#### TO DO
Work through the data line by line, gathering every line that has the word "prací".
— START TASK INPUTS —
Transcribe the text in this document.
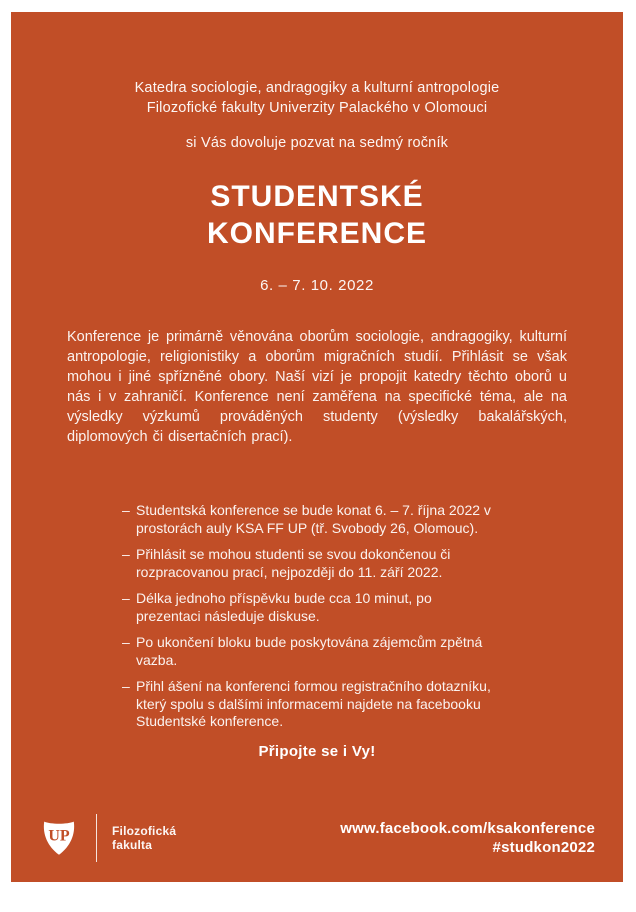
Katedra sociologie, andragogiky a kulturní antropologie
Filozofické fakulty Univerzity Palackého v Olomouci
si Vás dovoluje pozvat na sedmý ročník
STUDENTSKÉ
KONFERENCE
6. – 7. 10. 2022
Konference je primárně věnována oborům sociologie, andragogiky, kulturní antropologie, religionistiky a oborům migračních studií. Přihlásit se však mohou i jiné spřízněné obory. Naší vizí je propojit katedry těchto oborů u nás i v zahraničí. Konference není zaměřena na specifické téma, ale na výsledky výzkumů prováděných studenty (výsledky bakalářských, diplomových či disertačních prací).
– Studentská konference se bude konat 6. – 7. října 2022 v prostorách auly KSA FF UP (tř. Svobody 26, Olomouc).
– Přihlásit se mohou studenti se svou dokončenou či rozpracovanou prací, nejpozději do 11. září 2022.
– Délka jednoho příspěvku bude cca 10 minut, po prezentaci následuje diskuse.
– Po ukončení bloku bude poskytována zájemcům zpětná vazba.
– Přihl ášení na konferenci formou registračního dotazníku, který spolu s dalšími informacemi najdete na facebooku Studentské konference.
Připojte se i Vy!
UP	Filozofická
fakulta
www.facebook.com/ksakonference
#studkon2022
— END TASK INPUTS —
— START TASK INPUTS —
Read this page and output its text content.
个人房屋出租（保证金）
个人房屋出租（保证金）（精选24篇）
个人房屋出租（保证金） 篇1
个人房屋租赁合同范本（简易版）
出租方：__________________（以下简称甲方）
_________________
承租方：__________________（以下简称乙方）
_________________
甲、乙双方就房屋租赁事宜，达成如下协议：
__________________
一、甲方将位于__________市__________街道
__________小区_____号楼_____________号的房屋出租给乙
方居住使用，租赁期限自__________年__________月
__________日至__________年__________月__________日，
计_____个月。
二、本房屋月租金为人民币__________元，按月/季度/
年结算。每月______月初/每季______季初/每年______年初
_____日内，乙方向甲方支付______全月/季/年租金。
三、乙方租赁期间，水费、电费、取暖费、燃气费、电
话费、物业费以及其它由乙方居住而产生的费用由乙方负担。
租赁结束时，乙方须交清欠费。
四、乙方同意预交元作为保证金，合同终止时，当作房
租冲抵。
— END TASK INPUTS —
#### WORKED SOLUTION
Konference je primárně věnována oborům sociologie, andragogiky, kulturní antropologie, religionistiky a oborům migračních studií. Přihlásit se však mohou i jiné spřízněné obory. Naší vizí je propojit katedry těchto oborů u nás i v zahraničí. Konference není zaměřena na specifické téma, ale na výsledky výzkumů prováděných studenty (výsledky bakalářských, diplomových či disertačních prací).
– Přihlásit se mohou studenti se svou dokončenou či rozpracovanou prací, nejpozději do 11. září 2022.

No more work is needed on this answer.